## What to produce
Search the records for "highlights" and copy each line that holds it.

** Start Source material **

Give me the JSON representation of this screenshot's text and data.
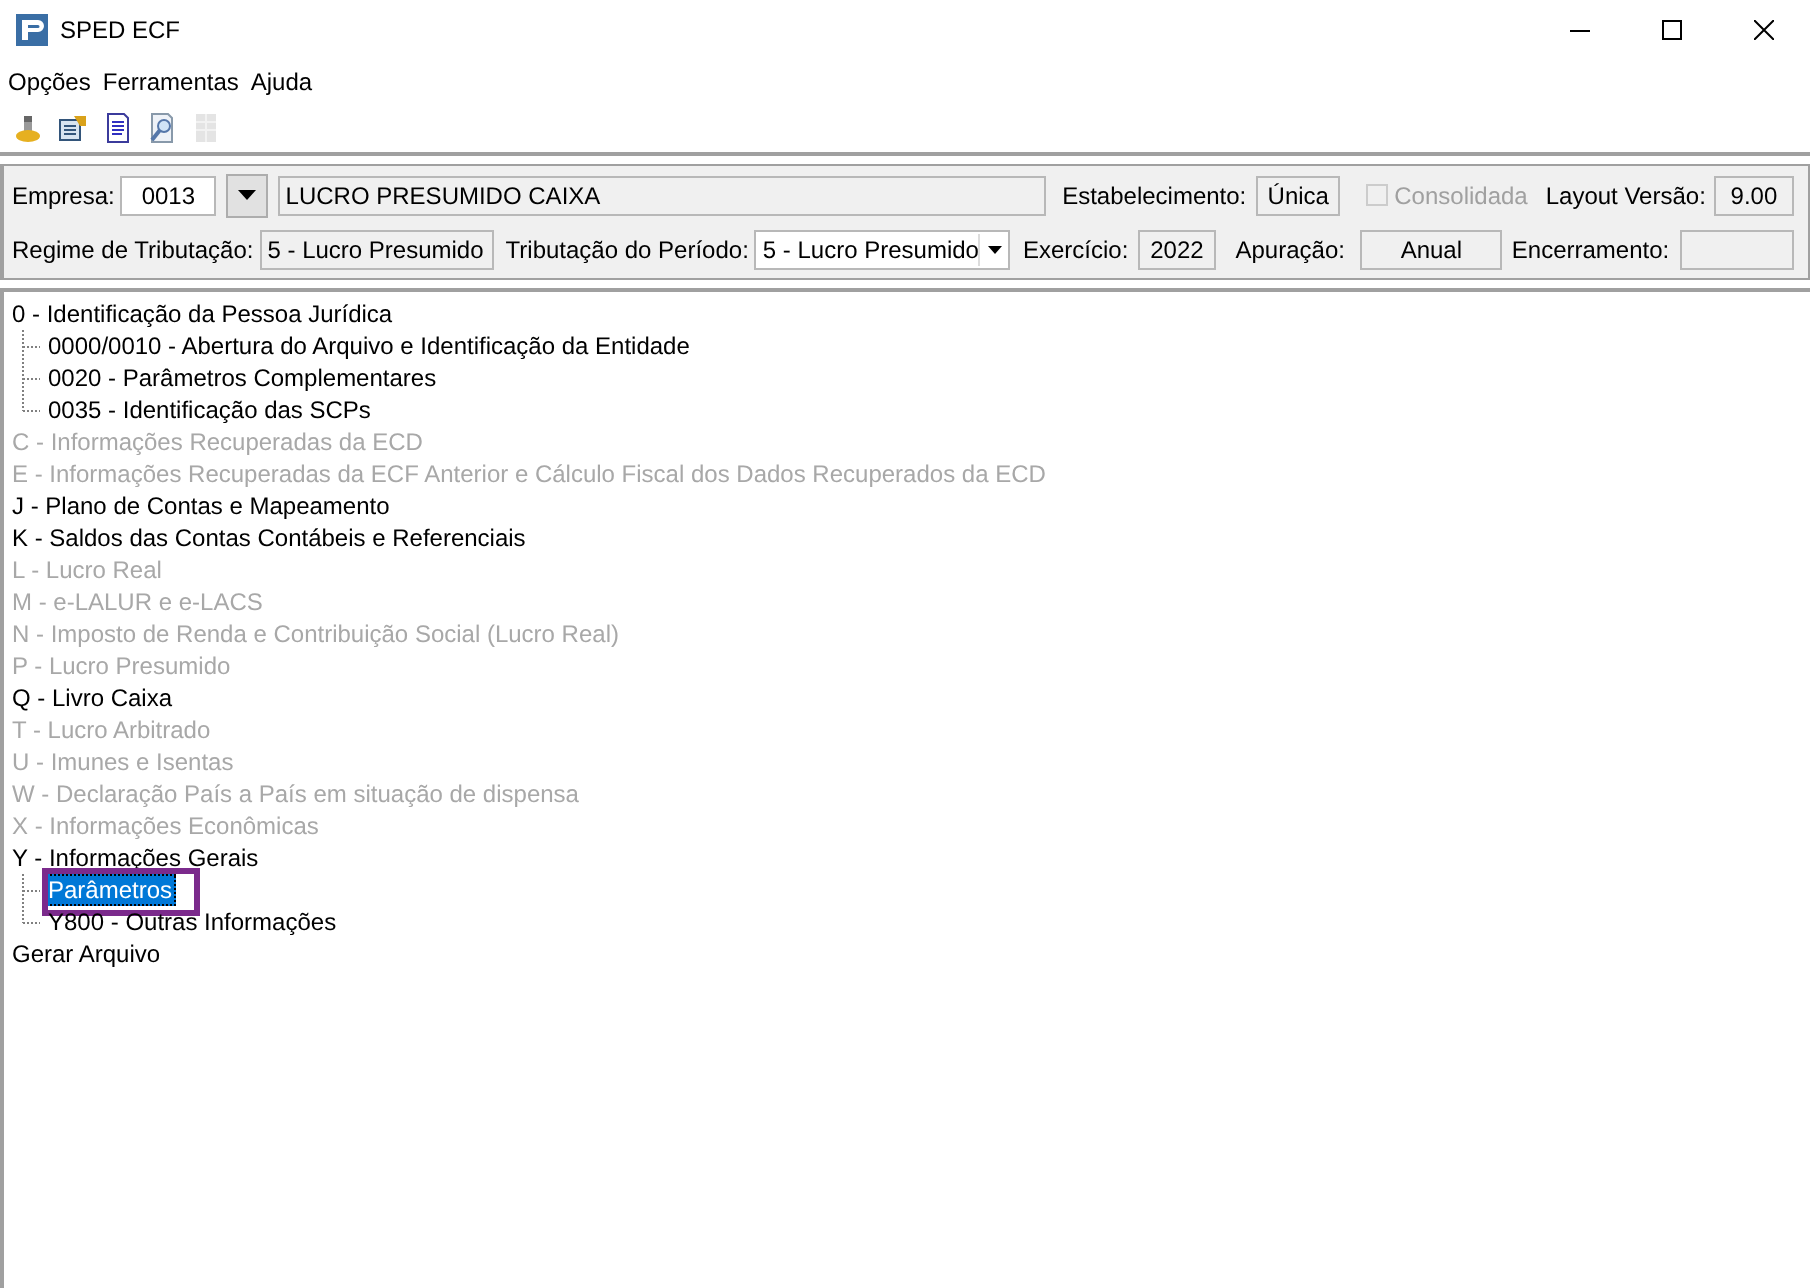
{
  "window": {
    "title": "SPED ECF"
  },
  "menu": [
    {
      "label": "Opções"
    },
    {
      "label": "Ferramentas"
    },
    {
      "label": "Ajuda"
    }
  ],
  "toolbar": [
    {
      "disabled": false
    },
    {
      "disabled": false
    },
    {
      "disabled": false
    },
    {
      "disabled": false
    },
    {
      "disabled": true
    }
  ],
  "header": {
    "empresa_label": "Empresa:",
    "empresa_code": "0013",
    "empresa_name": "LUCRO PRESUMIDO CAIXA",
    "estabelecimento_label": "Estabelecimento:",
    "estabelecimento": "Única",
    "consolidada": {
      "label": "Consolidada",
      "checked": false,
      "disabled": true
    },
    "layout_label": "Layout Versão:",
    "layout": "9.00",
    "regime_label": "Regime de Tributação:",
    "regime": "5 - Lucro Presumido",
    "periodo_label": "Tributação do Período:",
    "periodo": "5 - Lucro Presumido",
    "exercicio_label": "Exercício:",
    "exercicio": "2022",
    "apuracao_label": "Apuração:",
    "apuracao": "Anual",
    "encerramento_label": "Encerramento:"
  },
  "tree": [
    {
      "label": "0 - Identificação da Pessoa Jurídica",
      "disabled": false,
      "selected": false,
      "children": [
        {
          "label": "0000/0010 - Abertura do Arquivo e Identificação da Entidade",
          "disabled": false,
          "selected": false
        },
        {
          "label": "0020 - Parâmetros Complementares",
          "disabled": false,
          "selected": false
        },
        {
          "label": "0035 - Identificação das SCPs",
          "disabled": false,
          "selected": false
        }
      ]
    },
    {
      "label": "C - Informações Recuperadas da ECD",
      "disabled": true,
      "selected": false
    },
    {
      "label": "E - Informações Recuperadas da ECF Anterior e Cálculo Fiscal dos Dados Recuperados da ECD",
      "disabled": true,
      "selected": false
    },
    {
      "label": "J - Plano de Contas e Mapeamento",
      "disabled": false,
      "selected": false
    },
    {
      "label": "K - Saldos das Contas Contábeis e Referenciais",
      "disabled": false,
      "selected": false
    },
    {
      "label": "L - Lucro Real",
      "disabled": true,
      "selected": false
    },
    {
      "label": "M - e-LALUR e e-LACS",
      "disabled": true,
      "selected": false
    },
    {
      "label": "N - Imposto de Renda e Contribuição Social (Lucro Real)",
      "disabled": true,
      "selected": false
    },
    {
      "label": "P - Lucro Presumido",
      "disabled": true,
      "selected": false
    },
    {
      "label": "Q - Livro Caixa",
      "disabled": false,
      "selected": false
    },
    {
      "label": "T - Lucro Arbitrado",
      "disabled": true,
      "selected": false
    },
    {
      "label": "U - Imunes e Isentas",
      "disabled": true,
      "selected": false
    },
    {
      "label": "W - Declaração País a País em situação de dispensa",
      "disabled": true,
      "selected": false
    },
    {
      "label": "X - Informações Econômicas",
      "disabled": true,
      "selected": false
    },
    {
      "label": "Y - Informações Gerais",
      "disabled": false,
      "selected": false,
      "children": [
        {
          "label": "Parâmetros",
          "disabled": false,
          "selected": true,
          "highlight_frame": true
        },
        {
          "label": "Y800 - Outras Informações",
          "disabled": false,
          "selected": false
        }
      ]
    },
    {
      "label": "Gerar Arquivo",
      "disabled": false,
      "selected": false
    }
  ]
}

** End Source material **
** Start Source material **

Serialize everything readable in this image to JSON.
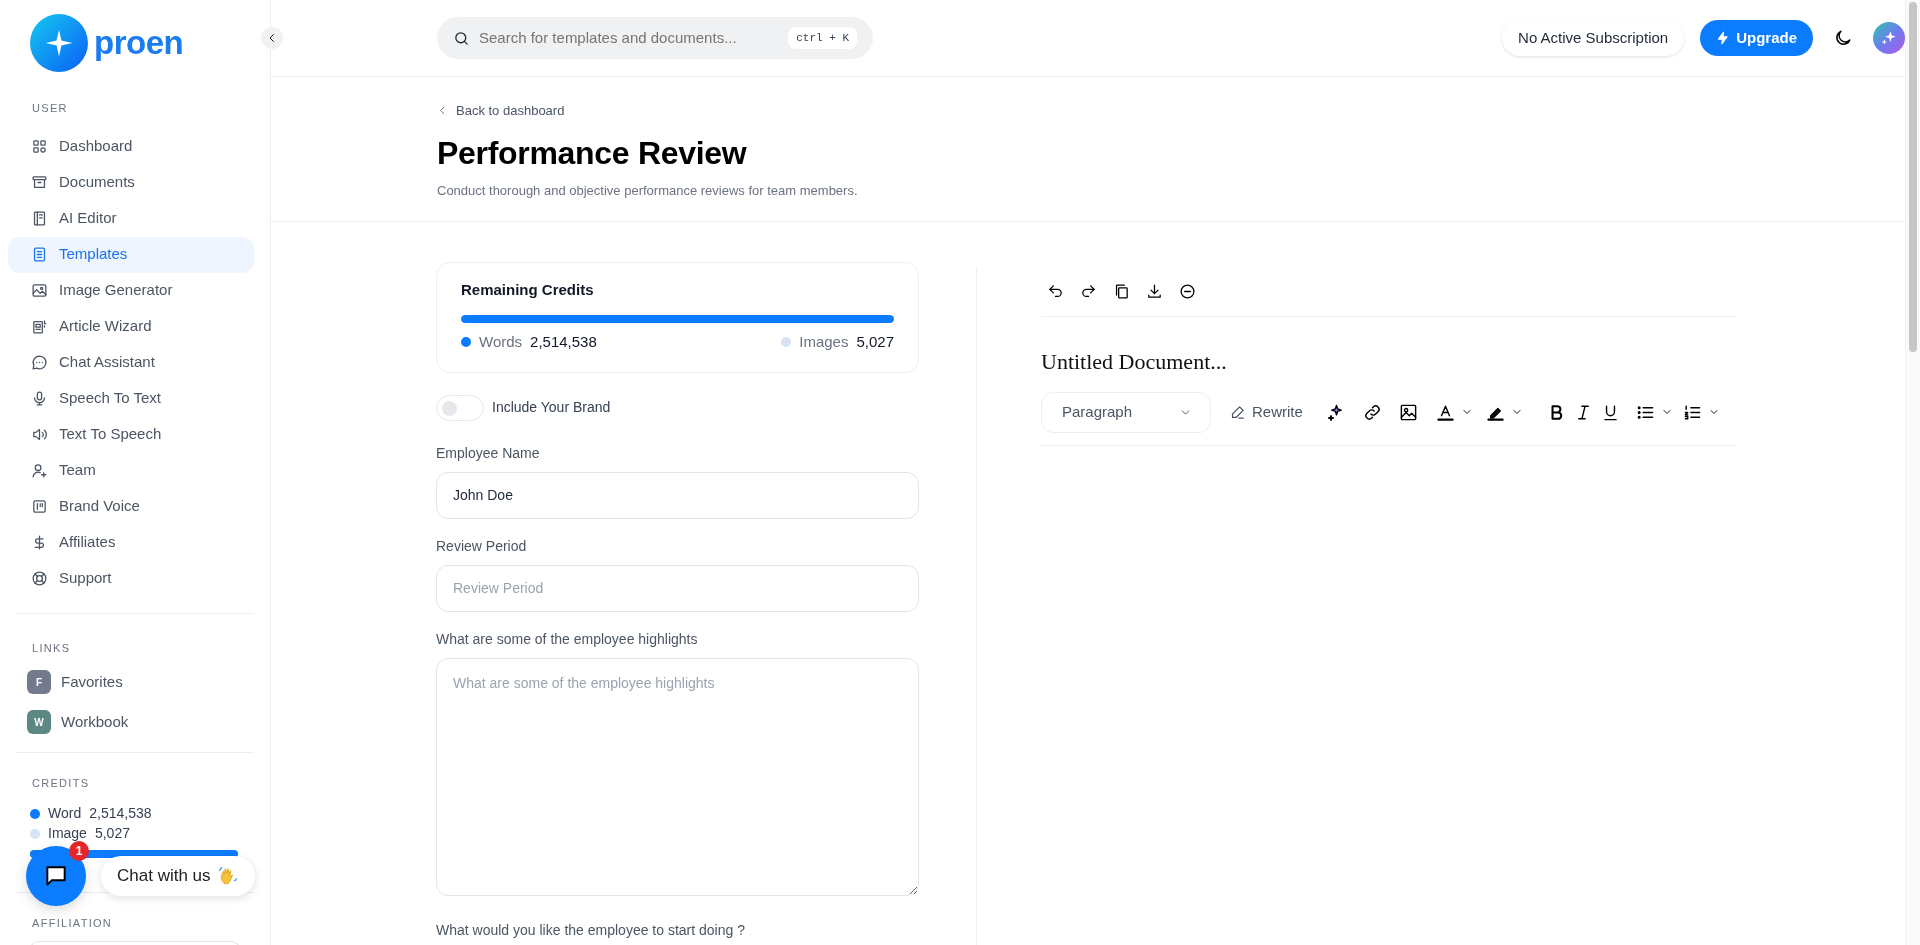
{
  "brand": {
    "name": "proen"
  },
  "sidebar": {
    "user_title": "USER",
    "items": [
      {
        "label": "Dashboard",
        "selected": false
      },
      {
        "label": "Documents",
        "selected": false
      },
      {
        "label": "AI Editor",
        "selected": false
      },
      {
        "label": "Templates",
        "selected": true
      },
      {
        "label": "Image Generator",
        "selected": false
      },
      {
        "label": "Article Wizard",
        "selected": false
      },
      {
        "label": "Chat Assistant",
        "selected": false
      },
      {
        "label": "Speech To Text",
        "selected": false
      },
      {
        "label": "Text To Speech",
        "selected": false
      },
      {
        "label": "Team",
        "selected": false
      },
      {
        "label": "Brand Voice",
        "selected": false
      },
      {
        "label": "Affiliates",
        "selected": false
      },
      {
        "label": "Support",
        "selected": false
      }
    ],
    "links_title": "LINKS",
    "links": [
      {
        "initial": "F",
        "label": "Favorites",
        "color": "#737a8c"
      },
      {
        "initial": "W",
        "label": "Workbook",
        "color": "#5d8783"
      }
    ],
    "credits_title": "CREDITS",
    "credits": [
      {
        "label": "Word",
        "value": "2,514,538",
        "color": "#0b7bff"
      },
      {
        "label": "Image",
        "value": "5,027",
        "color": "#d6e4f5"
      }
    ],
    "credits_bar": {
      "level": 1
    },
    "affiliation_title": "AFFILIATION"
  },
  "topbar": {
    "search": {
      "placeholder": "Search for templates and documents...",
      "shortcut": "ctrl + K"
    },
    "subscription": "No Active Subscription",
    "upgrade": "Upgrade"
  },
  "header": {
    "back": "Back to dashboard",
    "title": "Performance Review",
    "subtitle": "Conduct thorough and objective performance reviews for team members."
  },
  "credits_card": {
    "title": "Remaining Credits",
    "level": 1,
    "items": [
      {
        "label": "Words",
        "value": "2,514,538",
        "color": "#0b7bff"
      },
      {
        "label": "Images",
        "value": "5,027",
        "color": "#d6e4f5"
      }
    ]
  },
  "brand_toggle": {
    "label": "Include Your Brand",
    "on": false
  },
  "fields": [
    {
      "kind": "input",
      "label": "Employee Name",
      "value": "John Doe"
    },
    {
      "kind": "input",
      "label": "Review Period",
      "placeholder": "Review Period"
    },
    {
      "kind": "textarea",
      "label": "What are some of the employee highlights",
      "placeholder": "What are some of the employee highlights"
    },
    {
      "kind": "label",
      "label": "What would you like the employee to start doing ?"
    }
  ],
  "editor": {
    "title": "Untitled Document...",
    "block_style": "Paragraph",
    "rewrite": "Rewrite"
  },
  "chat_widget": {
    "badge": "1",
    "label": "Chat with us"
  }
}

** End Source material **
** Start Source material **

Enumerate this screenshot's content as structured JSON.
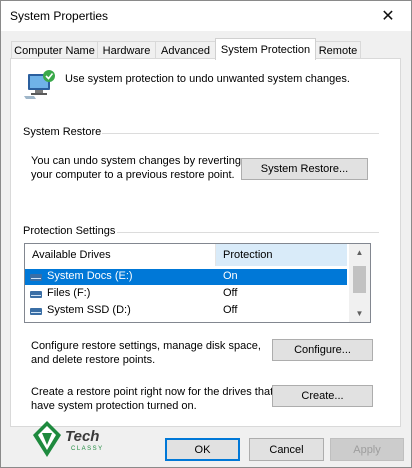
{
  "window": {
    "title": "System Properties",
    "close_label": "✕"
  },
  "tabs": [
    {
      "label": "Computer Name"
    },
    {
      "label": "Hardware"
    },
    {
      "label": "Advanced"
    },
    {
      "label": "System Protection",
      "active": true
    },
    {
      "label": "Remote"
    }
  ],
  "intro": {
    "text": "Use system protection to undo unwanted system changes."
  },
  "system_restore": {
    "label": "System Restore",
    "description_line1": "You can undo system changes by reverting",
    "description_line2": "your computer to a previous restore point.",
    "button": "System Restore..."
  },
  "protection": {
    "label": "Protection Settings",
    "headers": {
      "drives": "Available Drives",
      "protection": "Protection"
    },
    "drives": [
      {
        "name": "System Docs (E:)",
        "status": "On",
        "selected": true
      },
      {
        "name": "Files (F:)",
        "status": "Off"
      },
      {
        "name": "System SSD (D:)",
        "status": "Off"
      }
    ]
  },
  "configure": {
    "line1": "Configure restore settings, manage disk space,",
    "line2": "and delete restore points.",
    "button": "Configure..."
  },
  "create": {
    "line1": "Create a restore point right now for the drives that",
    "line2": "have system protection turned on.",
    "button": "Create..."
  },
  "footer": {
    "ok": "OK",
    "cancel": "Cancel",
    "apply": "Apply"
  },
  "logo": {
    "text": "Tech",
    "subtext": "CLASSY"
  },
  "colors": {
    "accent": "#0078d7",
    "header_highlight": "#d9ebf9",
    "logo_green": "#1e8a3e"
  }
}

** End Source material **

## Response below
      "label": "What are some of the employee highlights",
      "placeholder": "What are some of the employee highlights"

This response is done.